◆ What you have to do: Copy each line below in which the string "object" occurs.

◆ Data:
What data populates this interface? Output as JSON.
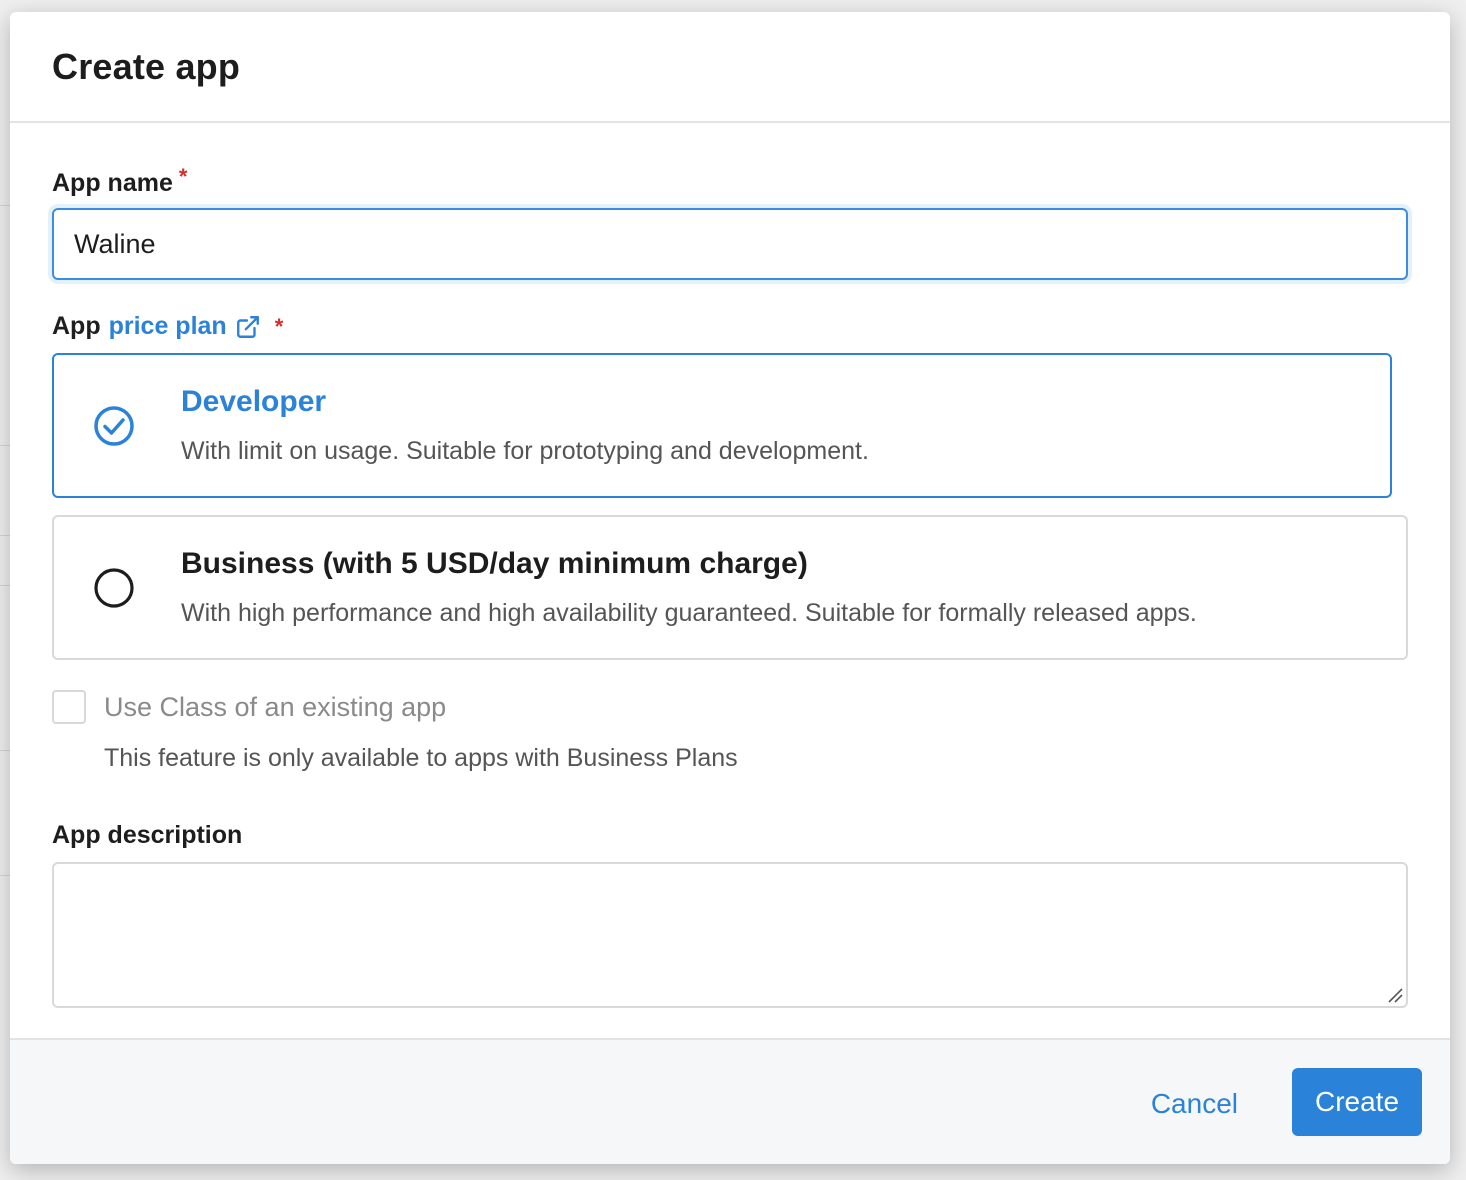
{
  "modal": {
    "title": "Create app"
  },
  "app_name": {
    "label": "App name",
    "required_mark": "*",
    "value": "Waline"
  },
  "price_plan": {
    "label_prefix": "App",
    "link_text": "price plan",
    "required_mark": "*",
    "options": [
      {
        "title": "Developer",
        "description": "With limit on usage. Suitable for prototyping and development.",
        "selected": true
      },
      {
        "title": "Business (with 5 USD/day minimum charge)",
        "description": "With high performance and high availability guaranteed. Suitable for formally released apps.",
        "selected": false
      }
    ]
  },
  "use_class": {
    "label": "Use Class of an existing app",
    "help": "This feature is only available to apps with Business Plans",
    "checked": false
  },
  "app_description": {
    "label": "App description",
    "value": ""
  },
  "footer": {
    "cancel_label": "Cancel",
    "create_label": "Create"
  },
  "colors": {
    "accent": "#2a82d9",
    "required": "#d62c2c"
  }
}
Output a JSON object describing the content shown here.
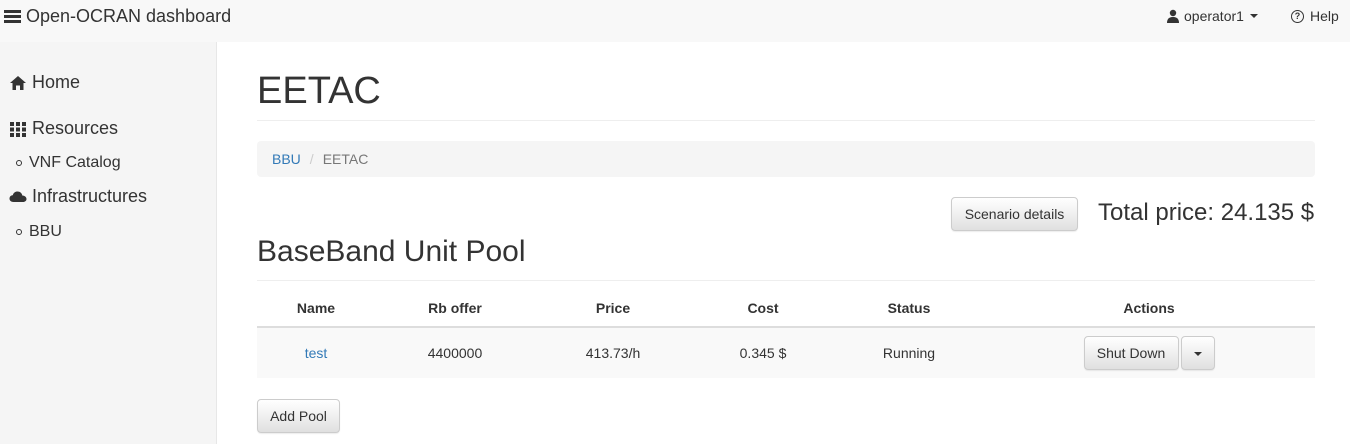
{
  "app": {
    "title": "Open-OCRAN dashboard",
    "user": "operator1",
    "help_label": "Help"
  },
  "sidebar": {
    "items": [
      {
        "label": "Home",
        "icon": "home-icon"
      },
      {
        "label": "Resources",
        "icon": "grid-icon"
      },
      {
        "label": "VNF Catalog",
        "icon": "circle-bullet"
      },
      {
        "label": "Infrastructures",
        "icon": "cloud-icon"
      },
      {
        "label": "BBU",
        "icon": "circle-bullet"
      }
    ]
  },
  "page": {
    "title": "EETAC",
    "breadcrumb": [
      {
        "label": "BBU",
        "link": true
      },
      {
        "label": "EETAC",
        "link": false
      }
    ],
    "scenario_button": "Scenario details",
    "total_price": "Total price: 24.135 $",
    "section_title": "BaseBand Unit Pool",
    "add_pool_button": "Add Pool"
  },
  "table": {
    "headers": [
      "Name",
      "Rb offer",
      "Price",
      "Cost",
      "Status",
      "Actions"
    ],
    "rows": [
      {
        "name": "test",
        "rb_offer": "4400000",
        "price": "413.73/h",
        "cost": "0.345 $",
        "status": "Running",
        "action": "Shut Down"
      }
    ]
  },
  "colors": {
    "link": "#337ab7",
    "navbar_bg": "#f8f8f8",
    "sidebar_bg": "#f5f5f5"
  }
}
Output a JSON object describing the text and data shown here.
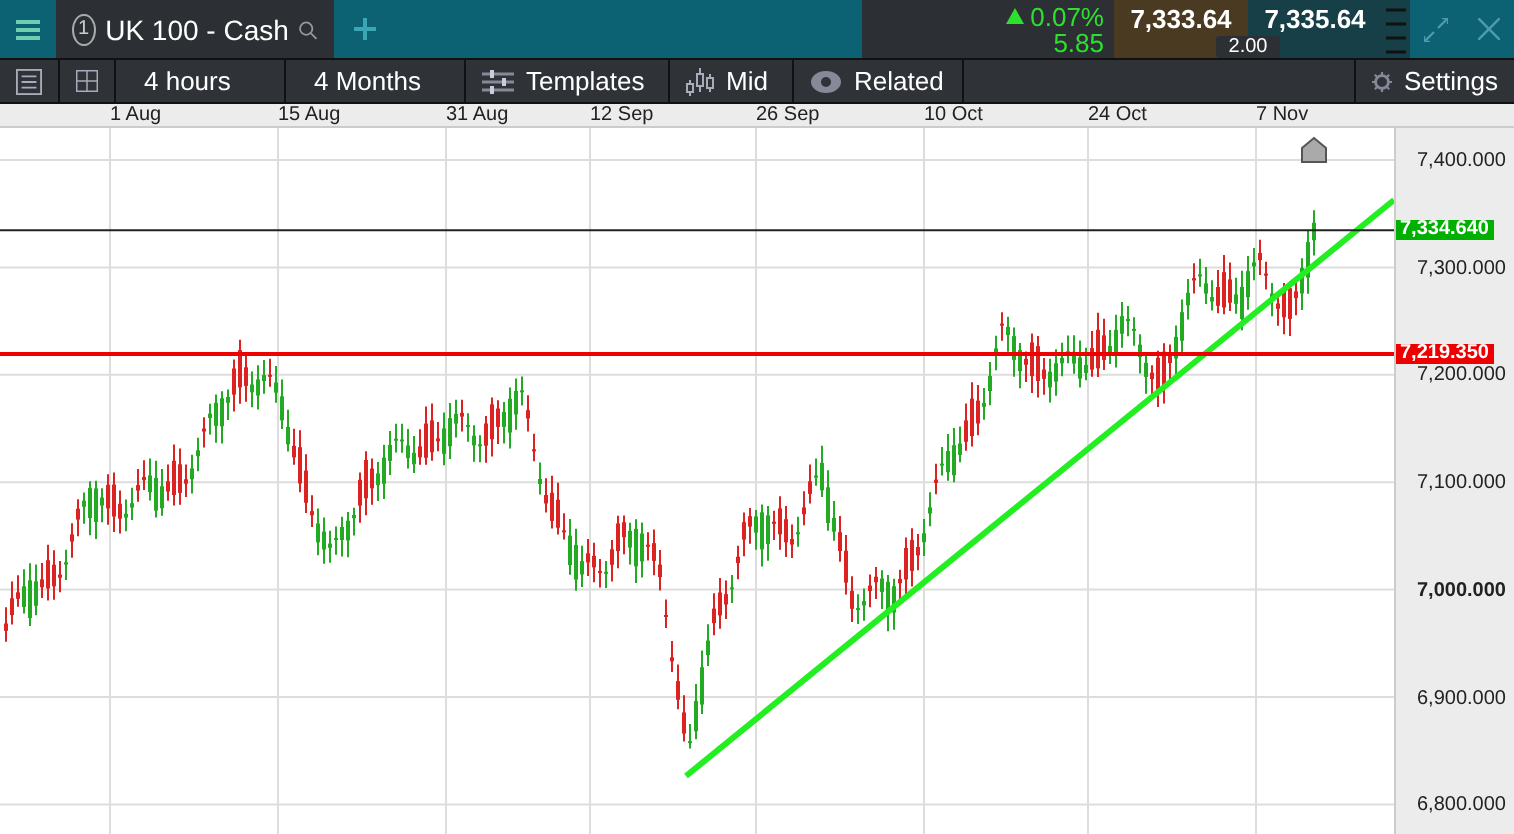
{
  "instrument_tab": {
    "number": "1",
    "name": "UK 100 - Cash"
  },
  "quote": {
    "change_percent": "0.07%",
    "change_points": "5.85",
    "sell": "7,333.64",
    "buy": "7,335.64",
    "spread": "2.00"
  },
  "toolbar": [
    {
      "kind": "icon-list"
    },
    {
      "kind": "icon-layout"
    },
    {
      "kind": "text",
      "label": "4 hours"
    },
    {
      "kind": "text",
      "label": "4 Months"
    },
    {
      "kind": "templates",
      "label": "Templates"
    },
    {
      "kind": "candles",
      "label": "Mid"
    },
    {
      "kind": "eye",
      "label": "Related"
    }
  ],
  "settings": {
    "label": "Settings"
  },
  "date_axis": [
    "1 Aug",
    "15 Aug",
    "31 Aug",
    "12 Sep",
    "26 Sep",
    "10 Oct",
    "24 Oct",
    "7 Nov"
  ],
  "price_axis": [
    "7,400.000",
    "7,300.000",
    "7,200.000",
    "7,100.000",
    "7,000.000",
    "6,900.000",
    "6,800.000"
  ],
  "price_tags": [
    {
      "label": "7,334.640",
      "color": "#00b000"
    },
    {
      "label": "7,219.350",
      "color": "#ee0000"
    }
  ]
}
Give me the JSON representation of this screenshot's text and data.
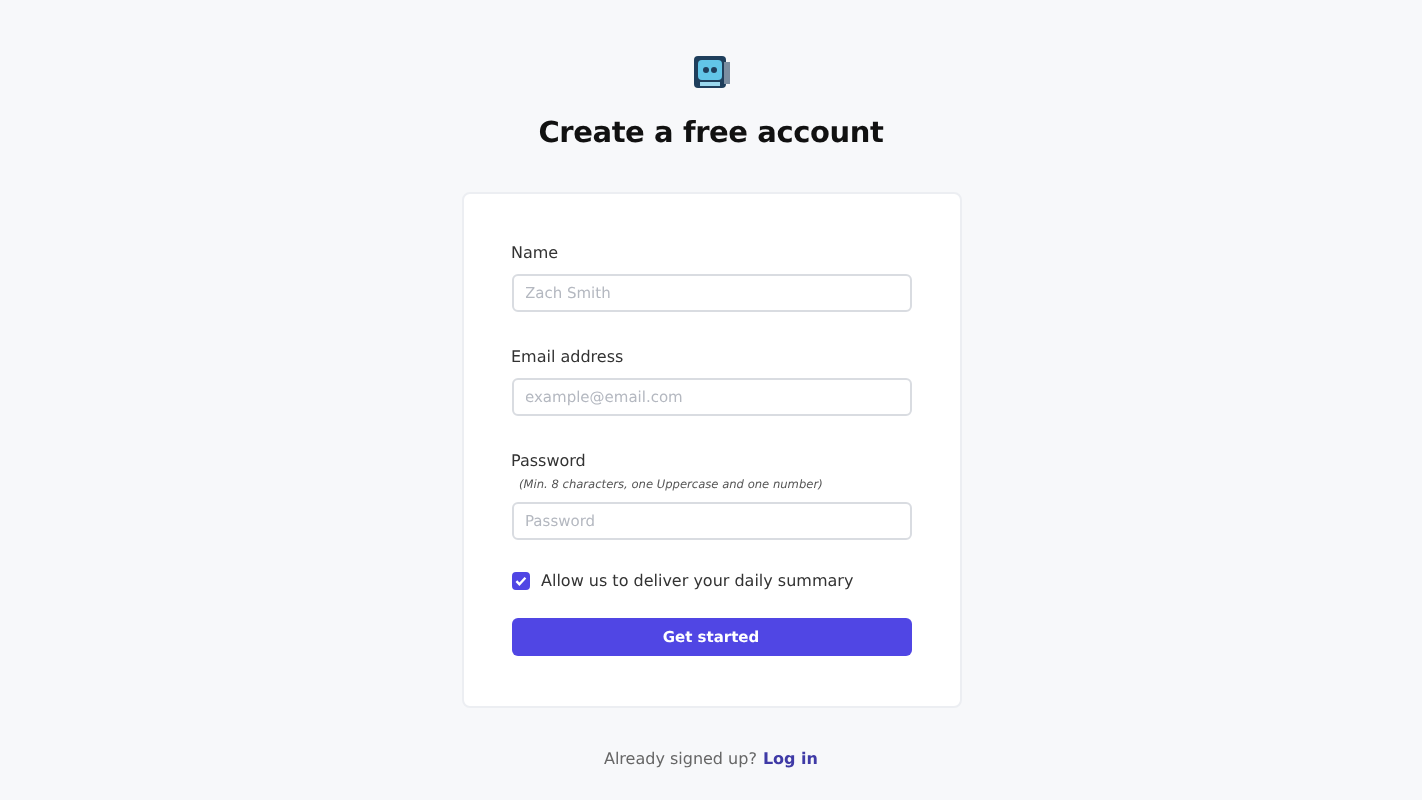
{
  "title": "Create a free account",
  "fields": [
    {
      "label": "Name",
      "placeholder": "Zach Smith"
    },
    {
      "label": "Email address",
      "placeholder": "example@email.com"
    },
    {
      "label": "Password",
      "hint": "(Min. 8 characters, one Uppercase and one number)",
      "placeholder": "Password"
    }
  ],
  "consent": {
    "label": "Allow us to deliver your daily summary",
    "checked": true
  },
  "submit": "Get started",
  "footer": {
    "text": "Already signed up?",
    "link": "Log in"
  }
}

◆ Answer below:
Output a JSON object describing the content shown here.
Output a JSON object describing the text and data shown here.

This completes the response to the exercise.